◆ Problem statement ◆
Collect each line of the records containing the string "name".

◆ Stored records ◆
■ ■ ■
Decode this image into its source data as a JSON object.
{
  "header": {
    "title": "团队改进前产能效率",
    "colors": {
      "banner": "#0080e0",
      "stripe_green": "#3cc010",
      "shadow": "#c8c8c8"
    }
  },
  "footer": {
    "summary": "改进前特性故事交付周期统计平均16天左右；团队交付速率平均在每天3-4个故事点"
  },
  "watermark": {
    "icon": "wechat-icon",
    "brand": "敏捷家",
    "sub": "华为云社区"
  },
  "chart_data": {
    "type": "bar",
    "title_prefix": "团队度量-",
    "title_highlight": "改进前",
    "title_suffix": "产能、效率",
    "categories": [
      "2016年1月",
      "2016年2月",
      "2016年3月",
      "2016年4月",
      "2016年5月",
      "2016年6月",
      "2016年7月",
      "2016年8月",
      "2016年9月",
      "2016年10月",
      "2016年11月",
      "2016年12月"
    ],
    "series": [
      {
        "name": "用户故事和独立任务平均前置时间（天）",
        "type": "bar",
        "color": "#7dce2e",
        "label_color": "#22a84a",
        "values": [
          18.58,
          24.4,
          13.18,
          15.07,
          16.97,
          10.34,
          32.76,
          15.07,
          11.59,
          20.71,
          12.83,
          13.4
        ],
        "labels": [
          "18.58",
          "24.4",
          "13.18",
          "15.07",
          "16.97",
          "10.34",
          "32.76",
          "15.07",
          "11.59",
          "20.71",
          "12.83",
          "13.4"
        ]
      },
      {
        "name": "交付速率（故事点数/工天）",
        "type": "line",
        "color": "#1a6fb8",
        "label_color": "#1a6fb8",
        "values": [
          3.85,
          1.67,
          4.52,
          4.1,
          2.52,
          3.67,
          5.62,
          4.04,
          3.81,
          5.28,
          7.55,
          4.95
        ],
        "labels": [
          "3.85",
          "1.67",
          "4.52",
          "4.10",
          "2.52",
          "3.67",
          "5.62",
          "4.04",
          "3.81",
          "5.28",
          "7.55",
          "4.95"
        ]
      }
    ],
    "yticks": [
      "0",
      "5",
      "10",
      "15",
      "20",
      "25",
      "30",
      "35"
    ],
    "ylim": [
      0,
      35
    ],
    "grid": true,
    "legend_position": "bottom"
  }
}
■ ■ ■
◆ Expected answer ◆
        "name": "用户故事和独立任务平均前置时间（天）",
        "name": "交付速率（故事点数/工天）",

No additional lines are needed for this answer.